_About this task_.
The records below are to be duplicated character for character.

_Records for processing_.
════════════════════

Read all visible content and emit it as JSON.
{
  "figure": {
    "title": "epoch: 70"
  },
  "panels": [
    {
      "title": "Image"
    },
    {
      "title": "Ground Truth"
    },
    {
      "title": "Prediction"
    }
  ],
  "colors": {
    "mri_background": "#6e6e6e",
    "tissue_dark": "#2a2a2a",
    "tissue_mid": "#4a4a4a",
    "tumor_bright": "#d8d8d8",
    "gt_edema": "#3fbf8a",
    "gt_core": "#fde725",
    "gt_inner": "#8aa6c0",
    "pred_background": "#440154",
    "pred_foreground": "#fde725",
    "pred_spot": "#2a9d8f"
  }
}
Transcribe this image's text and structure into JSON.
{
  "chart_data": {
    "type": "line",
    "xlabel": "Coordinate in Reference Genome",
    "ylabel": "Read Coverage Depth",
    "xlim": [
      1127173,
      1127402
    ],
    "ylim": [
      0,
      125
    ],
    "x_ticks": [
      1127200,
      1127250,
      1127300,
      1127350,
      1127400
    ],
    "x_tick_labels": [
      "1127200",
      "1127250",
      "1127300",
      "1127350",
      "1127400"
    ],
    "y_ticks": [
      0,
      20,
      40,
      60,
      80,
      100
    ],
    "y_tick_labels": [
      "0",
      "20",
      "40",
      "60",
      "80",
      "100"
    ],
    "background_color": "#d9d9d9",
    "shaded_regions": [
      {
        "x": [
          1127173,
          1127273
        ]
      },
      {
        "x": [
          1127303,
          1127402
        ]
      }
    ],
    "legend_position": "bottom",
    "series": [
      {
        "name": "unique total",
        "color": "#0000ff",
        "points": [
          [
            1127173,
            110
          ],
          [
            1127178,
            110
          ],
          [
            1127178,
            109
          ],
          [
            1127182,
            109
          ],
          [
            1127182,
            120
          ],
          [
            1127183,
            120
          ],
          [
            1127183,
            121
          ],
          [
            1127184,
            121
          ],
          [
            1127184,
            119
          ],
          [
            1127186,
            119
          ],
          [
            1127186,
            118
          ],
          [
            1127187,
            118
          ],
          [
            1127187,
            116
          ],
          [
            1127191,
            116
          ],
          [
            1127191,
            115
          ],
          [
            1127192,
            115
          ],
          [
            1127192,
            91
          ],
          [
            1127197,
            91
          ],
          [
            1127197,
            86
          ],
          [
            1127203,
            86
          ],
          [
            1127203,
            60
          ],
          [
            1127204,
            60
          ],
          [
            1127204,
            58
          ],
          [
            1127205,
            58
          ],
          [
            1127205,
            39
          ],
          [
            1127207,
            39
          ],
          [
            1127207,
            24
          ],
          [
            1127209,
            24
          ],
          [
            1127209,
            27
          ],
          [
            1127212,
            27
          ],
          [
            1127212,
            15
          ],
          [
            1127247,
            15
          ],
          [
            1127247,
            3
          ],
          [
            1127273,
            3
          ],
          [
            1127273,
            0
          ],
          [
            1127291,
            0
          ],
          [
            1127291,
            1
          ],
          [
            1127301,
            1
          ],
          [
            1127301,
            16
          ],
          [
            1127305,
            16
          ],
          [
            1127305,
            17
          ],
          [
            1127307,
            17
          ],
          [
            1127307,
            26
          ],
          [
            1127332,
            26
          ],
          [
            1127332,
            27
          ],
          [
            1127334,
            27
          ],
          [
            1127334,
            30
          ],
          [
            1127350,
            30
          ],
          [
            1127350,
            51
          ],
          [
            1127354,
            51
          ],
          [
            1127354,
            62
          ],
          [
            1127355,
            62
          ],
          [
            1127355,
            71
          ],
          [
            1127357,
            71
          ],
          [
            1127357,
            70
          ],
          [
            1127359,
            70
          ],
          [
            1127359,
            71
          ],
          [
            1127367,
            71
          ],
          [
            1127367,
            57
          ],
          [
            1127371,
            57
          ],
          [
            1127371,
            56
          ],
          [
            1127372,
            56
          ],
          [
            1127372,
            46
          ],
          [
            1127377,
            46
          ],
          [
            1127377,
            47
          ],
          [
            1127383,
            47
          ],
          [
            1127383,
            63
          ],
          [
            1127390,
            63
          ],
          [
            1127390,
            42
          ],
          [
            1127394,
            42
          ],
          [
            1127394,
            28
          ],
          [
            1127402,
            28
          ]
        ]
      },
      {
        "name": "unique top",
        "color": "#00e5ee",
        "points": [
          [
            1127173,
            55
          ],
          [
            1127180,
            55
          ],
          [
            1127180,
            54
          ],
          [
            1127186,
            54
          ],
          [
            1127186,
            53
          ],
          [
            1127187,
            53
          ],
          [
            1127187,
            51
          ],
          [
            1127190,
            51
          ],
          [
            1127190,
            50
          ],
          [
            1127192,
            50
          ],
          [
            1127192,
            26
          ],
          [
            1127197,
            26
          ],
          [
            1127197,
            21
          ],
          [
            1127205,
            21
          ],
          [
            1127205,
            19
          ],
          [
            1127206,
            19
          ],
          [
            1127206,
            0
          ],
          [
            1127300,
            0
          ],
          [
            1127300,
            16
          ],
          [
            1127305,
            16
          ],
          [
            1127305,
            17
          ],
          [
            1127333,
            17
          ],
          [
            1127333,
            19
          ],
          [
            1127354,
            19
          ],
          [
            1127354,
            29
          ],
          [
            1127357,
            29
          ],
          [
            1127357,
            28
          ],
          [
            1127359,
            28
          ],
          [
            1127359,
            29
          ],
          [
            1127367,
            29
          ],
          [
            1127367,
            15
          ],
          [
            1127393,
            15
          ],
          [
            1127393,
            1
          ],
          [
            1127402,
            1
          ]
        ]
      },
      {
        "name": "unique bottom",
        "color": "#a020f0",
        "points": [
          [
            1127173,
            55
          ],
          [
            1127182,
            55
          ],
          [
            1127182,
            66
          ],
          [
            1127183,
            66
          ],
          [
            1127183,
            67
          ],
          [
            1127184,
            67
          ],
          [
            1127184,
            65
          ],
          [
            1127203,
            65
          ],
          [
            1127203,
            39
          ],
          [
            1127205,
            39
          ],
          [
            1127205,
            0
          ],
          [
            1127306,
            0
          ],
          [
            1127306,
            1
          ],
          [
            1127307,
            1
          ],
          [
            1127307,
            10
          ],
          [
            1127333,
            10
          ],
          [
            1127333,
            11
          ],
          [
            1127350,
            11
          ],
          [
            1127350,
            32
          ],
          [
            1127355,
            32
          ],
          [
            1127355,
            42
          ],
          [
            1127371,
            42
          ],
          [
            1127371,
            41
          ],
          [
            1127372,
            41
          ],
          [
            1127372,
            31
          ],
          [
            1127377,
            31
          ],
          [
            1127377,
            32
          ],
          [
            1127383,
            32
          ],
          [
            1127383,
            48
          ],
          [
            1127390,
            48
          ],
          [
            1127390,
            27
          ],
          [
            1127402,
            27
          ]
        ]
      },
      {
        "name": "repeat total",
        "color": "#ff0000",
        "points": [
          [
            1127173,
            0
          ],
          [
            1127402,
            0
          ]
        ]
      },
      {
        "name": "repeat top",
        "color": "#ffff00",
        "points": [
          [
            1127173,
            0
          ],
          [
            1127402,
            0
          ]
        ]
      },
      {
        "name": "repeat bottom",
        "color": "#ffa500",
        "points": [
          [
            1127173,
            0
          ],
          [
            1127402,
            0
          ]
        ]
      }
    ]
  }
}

════════════════════

_Reply to the exercise_.
Read all visible content and emit it as JSON.
{
  "figure": {
    "title": "epoch: 70"
  },
  "panels": [
    {
      "title": "Image"
    },
    {
      "title": "Ground Truth"
    },
    {
      "title": "Prediction"
    }
  ],
  "colors": {
    "mri_background": "#6e6e6e",
    "tissue_dark": "#2a2a2a",
    "tissue_mid": "#4a4a4a",
    "tumor_bright": "#d8d8d8",
    "gt_edema": "#3fbf8a",
    "gt_core": "#fde725",
    "gt_inner": "#8aa6c0",
    "pred_background": "#440154",
    "pred_foreground": "#fde725",
    "pred_spot": "#2a9d8f"
  }
}
Transcribe this image's text and structure into JSON.
{
  "chart_data": {
    "type": "line",
    "xlabel": "Coordinate in Reference Genome",
    "ylabel": "Read Coverage Depth",
    "xlim": [
      1127173,
      1127402
    ],
    "ylim": [
      0,
      125
    ],
    "x_ticks": [
      1127200,
      1127250,
      1127300,
      1127350,
      1127400
    ],
    "x_tick_labels": [
      "1127200",
      "1127250",
      "1127300",
      "1127350",
      "1127400"
    ],
    "y_ticks": [
      0,
      20,
      40,
      60,
      80,
      100
    ],
    "y_tick_labels": [
      "0",
      "20",
      "40",
      "60",
      "80",
      "100"
    ],
    "background_color": "#d9d9d9",
    "shaded_regions": [
      {
        "x": [
          1127173,
          1127273
        ]
      },
      {
        "x": [
          1127303,
          1127402
        ]
      }
    ],
    "legend_position": "bottom",
    "series": [
      {
        "name": "unique total",
        "color": "#0000ff",
        "points": [
          [
            1127173,
            110
          ],
          [
            1127178,
            110
          ],
          [
            1127178,
            109
          ],
          [
            1127182,
            109
          ],
          [
            1127182,
            120
          ],
          [
            1127183,
            120
          ],
          [
            1127183,
            121
          ],
          [
            1127184,
            121
          ],
          [
            1127184,
            119
          ],
          [
            1127186,
            119
          ],
          [
            1127186,
            118
          ],
          [
            1127187,
            118
          ],
          [
            1127187,
            116
          ],
          [
            1127191,
            116
          ],
          [
            1127191,
            115
          ],
          [
            1127192,
            115
          ],
          [
            1127192,
            91
          ],
          [
            1127197,
            91
          ],
          [
            1127197,
            86
          ],
          [
            1127203,
            86
          ],
          [
            1127203,
            60
          ],
          [
            1127204,
            60
          ],
          [
            1127204,
            58
          ],
          [
            1127205,
            58
          ],
          [
            1127205,
            39
          ],
          [
            1127207,
            39
          ],
          [
            1127207,
            24
          ],
          [
            1127209,
            24
          ],
          [
            1127209,
            27
          ],
          [
            1127212,
            27
          ],
          [
            1127212,
            15
          ],
          [
            1127247,
            15
          ],
          [
            1127247,
            3
          ],
          [
            1127273,
            3
          ],
          [
            1127273,
            0
          ],
          [
            1127291,
            0
          ],
          [
            1127291,
            1
          ],
          [
            1127301,
            1
          ],
          [
            1127301,
            16
          ],
          [
            1127305,
            16
          ],
          [
            1127305,
            17
          ],
          [
            1127307,
            17
          ],
          [
            1127307,
            26
          ],
          [
            1127332,
            26
          ],
          [
            1127332,
            27
          ],
          [
            1127334,
            27
          ],
          [
            1127334,
            30
          ],
          [
            1127350,
            30
          ],
          [
            1127350,
            51
          ],
          [
            1127354,
            51
          ],
          [
            1127354,
            62
          ],
          [
            1127355,
            62
          ],
          [
            1127355,
            71
          ],
          [
            1127357,
            71
          ],
          [
            1127357,
            70
          ],
          [
            1127359,
            70
          ],
          [
            1127359,
            71
          ],
          [
            1127367,
            71
          ],
          [
            1127367,
            57
          ],
          [
            1127371,
            57
          ],
          [
            1127371,
            56
          ],
          [
            1127372,
            56
          ],
          [
            1127372,
            46
          ],
          [
            1127377,
            46
          ],
          [
            1127377,
            47
          ],
          [
            1127383,
            47
          ],
          [
            1127383,
            63
          ],
          [
            1127390,
            63
          ],
          [
            1127390,
            42
          ],
          [
            1127394,
            42
          ],
          [
            1127394,
            28
          ],
          [
            1127402,
            28
          ]
        ]
      },
      {
        "name": "unique top",
        "color": "#00e5ee",
        "points": [
          [
            1127173,
            55
          ],
          [
            1127180,
            55
          ],
          [
            1127180,
            54
          ],
          [
            1127186,
            54
          ],
          [
            1127186,
            53
          ],
          [
            1127187,
            53
          ],
          [
            1127187,
            51
          ],
          [
            1127190,
            51
          ],
          [
            1127190,
            50
          ],
          [
            1127192,
            50
          ],
          [
            1127192,
            26
          ],
          [
            1127197,
            26
          ],
          [
            1127197,
            21
          ],
          [
            1127205,
            21
          ],
          [
            1127205,
            19
          ],
          [
            1127206,
            19
          ],
          [
            1127206,
            0
          ],
          [
            1127300,
            0
          ],
          [
            1127300,
            16
          ],
          [
            1127305,
            16
          ],
          [
            1127305,
            17
          ],
          [
            1127333,
            17
          ],
          [
            1127333,
            19
          ],
          [
            1127354,
            19
          ],
          [
            1127354,
            29
          ],
          [
            1127357,
            29
          ],
          [
            1127357,
            28
          ],
          [
            1127359,
            28
          ],
          [
            1127359,
            29
          ],
          [
            1127367,
            29
          ],
          [
            1127367,
            15
          ],
          [
            1127393,
            15
          ],
          [
            1127393,
            1
          ],
          [
            1127402,
            1
          ]
        ]
      },
      {
        "name": "unique bottom",
        "color": "#a020f0",
        "points": [
          [
            1127173,
            55
          ],
          [
            1127182,
            55
          ],
          [
            1127182,
            66
          ],
          [
            1127183,
            66
          ],
          [
            1127183,
            67
          ],
          [
            1127184,
            67
          ],
          [
            1127184,
            65
          ],
          [
            1127203,
            65
          ],
          [
            1127203,
            39
          ],
          [
            1127205,
            39
          ],
          [
            1127205,
            0
          ],
          [
            1127306,
            0
          ],
          [
            1127306,
            1
          ],
          [
            1127307,
            1
          ],
          [
            1127307,
            10
          ],
          [
            1127333,
            10
          ],
          [
            1127333,
            11
          ],
          [
            1127350,
            11
          ],
          [
            1127350,
            32
          ],
          [
            1127355,
            32
          ],
          [
            1127355,
            42
          ],
          [
            1127371,
            42
          ],
          [
            1127371,
            41
          ],
          [
            1127372,
            41
          ],
          [
            1127372,
            31
          ],
          [
            1127377,
            31
          ],
          [
            1127377,
            32
          ],
          [
            1127383,
            32
          ],
          [
            1127383,
            48
          ],
          [
            1127390,
            48
          ],
          [
            1127390,
            27
          ],
          [
            1127402,
            27
          ]
        ]
      },
      {
        "name": "repeat total",
        "color": "#ff0000",
        "points": [
          [
            1127173,
            0
          ],
          [
            1127402,
            0
          ]
        ]
      },
      {
        "name": "repeat top",
        "color": "#ffff00",
        "points": [
          [
            1127173,
            0
          ],
          [
            1127402,
            0
          ]
        ]
      },
      {
        "name": "repeat bottom",
        "color": "#ffa500",
        "points": [
          [
            1127173,
            0
          ],
          [
            1127402,
            0
          ]
        ]
      }
    ]
  }
}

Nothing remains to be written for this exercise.